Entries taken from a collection
──────────

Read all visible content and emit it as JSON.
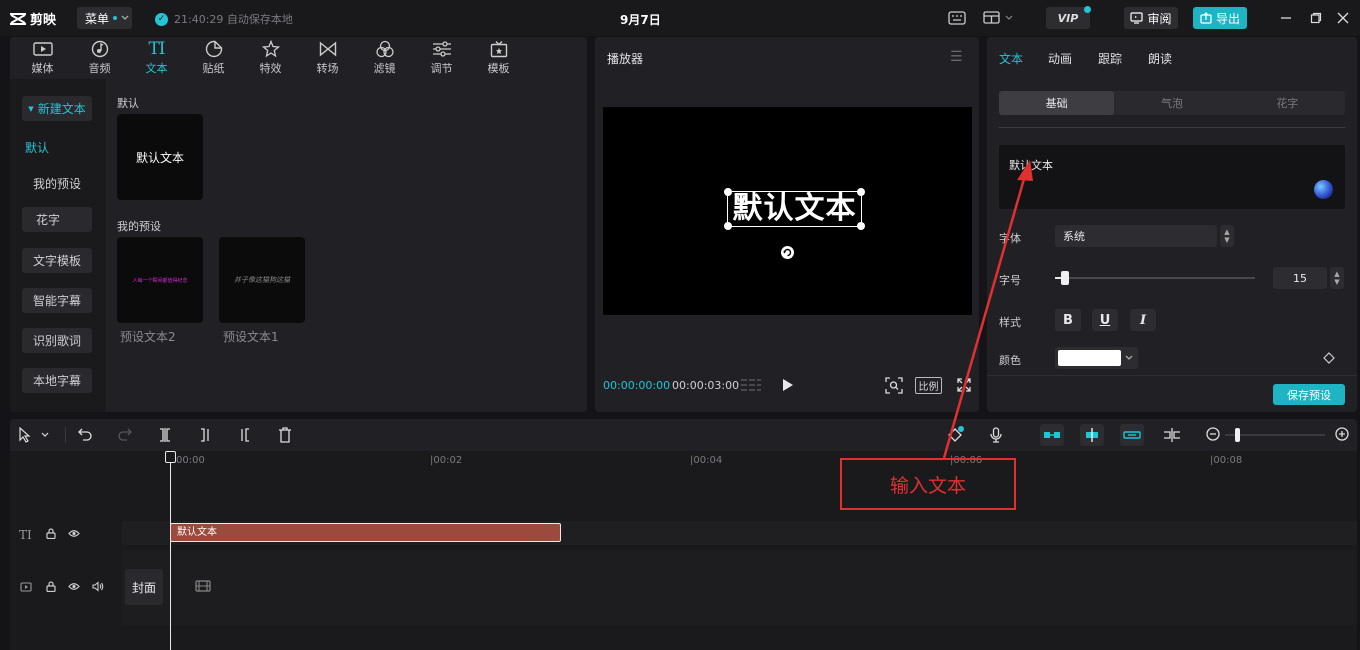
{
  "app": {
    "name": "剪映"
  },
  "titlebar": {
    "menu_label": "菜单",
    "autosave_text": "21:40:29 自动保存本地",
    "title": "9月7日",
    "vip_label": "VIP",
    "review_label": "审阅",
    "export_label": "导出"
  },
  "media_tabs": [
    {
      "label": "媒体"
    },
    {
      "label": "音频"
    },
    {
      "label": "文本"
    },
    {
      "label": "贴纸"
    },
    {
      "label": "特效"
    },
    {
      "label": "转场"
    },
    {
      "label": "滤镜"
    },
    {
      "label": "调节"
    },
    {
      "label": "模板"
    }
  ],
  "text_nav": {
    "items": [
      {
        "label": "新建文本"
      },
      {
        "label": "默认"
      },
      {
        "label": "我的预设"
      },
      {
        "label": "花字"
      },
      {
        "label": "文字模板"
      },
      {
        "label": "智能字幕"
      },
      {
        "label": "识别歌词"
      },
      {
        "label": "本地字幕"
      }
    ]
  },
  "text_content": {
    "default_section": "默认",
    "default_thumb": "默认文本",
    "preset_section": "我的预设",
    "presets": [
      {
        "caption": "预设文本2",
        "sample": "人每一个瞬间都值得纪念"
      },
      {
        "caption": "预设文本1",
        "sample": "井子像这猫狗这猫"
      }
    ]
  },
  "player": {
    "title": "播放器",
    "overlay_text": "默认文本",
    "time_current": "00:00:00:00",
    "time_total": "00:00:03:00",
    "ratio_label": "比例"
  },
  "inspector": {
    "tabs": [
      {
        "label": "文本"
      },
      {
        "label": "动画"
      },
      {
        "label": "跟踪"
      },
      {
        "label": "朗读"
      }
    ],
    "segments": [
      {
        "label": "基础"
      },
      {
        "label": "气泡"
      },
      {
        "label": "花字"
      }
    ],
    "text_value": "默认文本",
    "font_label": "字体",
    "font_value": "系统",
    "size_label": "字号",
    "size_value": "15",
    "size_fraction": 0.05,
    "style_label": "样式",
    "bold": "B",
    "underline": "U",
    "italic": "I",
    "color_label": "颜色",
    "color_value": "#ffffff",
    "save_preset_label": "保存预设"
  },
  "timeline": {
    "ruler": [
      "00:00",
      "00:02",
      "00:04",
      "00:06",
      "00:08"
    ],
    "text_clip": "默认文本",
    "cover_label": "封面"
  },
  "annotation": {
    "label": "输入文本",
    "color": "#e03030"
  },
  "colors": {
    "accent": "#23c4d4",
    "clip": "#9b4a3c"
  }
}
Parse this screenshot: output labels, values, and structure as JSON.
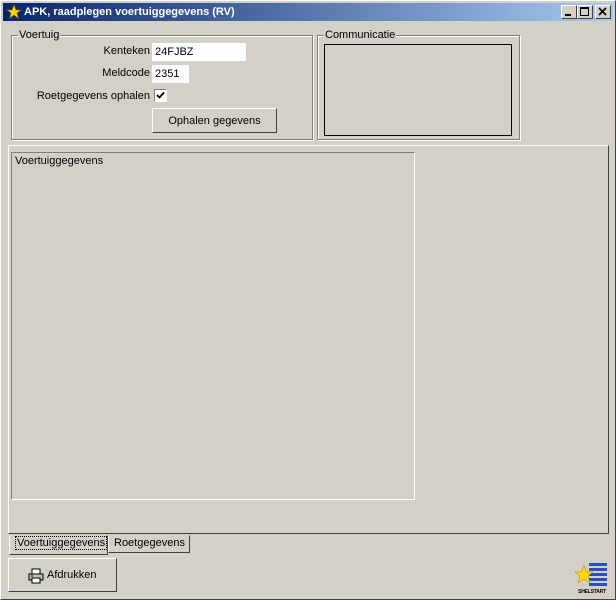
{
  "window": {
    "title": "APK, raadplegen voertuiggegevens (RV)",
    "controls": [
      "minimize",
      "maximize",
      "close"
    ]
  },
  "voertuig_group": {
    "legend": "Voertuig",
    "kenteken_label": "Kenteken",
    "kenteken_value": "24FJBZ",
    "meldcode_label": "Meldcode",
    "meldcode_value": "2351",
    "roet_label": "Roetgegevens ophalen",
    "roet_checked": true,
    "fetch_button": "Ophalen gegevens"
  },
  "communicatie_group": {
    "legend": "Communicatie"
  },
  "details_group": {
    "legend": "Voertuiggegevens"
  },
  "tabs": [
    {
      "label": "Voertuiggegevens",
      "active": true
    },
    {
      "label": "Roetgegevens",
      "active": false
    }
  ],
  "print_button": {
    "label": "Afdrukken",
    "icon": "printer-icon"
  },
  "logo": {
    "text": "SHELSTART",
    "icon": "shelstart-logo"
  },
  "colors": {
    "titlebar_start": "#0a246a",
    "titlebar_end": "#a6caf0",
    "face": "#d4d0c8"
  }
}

──────────

__WHAT THE TASK ASKS__. Give the entries again word for word, but skip the pictures.

__CORRECT OUTPUT__.
Read all visible content and emit it as JSON.
{
  "app": {
    "name": "剪映"
  },
  "titlebar": {
    "menu_label": "菜单",
    "autosave_text": "21:40:29 自动保存本地",
    "title": "9月7日",
    "vip_label": "VIP",
    "review_label": "审阅",
    "export_label": "导出"
  },
  "media_tabs": [
    {
      "label": "媒体"
    },
    {
      "label": "音频"
    },
    {
      "label": "文本"
    },
    {
      "label": "贴纸"
    },
    {
      "label": "特效"
    },
    {
      "label": "转场"
    },
    {
      "label": "滤镜"
    },
    {
      "label": "调节"
    },
    {
      "label": "模板"
    }
  ],
  "text_nav": {
    "items": [
      {
        "label": "新建文本"
      },
      {
        "label": "默认"
      },
      {
        "label": "我的预设"
      },
      {
        "label": "花字"
      },
      {
        "label": "文字模板"
      },
      {
        "label": "智能字幕"
      },
      {
        "label": "识别歌词"
      },
      {
        "label": "本地字幕"
      }
    ]
  },
  "text_content": {
    "default_section": "默认",
    "default_thumb": "默认文本",
    "preset_section": "我的预设",
    "presets": [
      {
        "caption": "预设文本2",
        "sample": "人每一个瞬间都值得纪念"
      },
      {
        "caption": "预设文本1",
        "sample": "井子像这猫狗这猫"
      }
    ]
  },
  "player": {
    "title": "播放器",
    "overlay_text": "默认文本",
    "time_current": "00:00:00:00",
    "time_total": "00:00:03:00",
    "ratio_label": "比例"
  },
  "inspector": {
    "tabs": [
      {
        "label": "文本"
      },
      {
        "label": "动画"
      },
      {
        "label": "跟踪"
      },
      {
        "label": "朗读"
      }
    ],
    "segments": [
      {
        "label": "基础"
      },
      {
        "label": "气泡"
      },
      {
        "label": "花字"
      }
    ],
    "text_value": "默认文本",
    "font_label": "字体",
    "font_value": "系统",
    "size_label": "字号",
    "size_value": "15",
    "size_fraction": 0.05,
    "style_label": "样式",
    "bold": "B",
    "underline": "U",
    "italic": "I",
    "color_label": "颜色",
    "color_value": "#ffffff",
    "save_preset_label": "保存预设"
  },
  "timeline": {
    "ruler": [
      "00:00",
      "00:02",
      "00:04",
      "00:06",
      "00:08"
    ],
    "text_clip": "默认文本",
    "cover_label": "封面"
  },
  "annotation": {
    "label": "输入文本",
    "color": "#e03030"
  },
  "colors": {
    "accent": "#23c4d4",
    "clip": "#9b4a3c"
  }
}
Parse this screenshot: output labels, values, and structure as JSON.
{
  "window": {
    "title": "APK, raadplegen voertuiggegevens (RV)",
    "controls": [
      "minimize",
      "maximize",
      "close"
    ]
  },
  "voertuig_group": {
    "legend": "Voertuig",
    "kenteken_label": "Kenteken",
    "kenteken_value": "24FJBZ",
    "meldcode_label": "Meldcode",
    "meldcode_value": "2351",
    "roet_label": "Roetgegevens ophalen",
    "roet_checked": true,
    "fetch_button": "Ophalen gegevens"
  },
  "communicatie_group": {
    "legend": "Communicatie"
  },
  "details_group": {
    "legend": "Voertuiggegevens"
  },
  "tabs": [
    {
      "label": "Voertuiggegevens",
      "active": true
    },
    {
      "label": "Roetgegevens",
      "active": false
    }
  ],
  "print_button": {
    "label": "Afdrukken",
    "icon": "printer-icon"
  },
  "logo": {
    "text": "SHELSTART",
    "icon": "shelstart-logo"
  },
  "colors": {
    "titlebar_start": "#0a246a",
    "titlebar_end": "#a6caf0",
    "face": "#d4d0c8"
  }
}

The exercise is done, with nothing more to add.